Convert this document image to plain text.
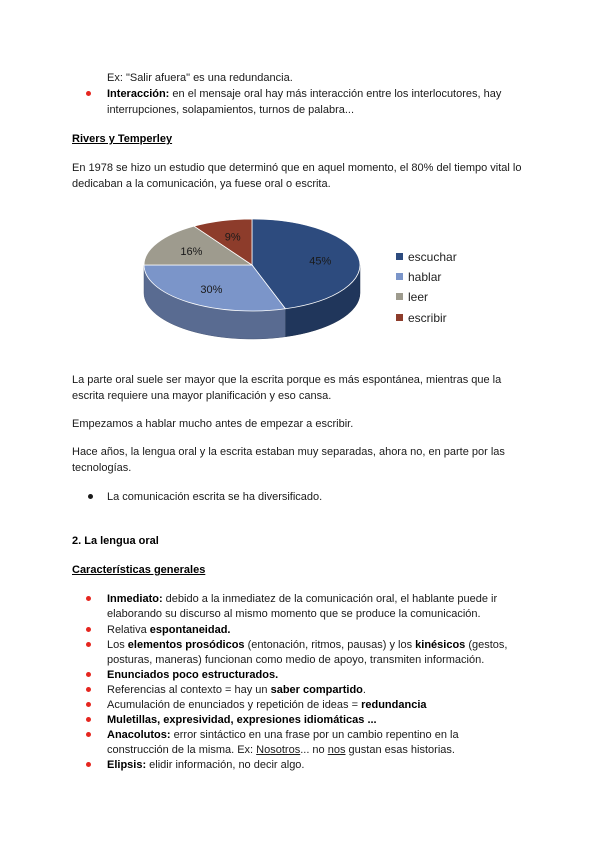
Ex: "Salir afuera" es una redundancia.
Interacción: en el mensaje oral hay más interacción entre los interlocutores, hay
interrupciones, solapamientos, turnos de palabra...
Rivers y Temperley
En 1978 se hizo un estudio que determinó que en aquel momento, el 80% del tiempo vital lo
dedicaban a la comunicación, ya fuese oral o escrita.
45%
30%
16%
9%
escuchar
hablar
leer
escribir
La parte oral suele ser mayor que la escrita porque es más espontánea, mientras que la
escrita requiere una mayor planificación y eso cansa.
Empezamos a hablar mucho antes de empezar a escribir.
Hace años, la lengua oral y la escrita estaban muy separadas, ahora no, en parte por las
tecnologías.
La comunicación escrita se ha diversificado.
2. La lengua oral
Características generales
Inmediato: debido a la inmediatez de la comunicación oral, el hablante puede ir
elaborando su discurso al mismo momento que se produce la comunicación.
Relativa espontaneidad.
Los elementos prosódicos (entonación, ritmos, pausas) y los kinésicos (gestos,
posturas, maneras) funcionan como medio de apoyo, transmiten información.
Enunciados poco estructurados.
Referencias al contexto = hay un saber compartido.
Acumulación de enunciados y repetición de ideas = redundancia
Muletillas, expresividad, expresiones idiomáticas ...
Anacolutos: error sintáctico en una frase por un cambio repentino en la
construcción de la misma. Ex: Nosotros... no nos gustan esas historias.
Elipsis: elidir información, no decir algo.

----------

Work to be completed →
Give only the count of lines in the data that include the string "escrita".

Reply →
5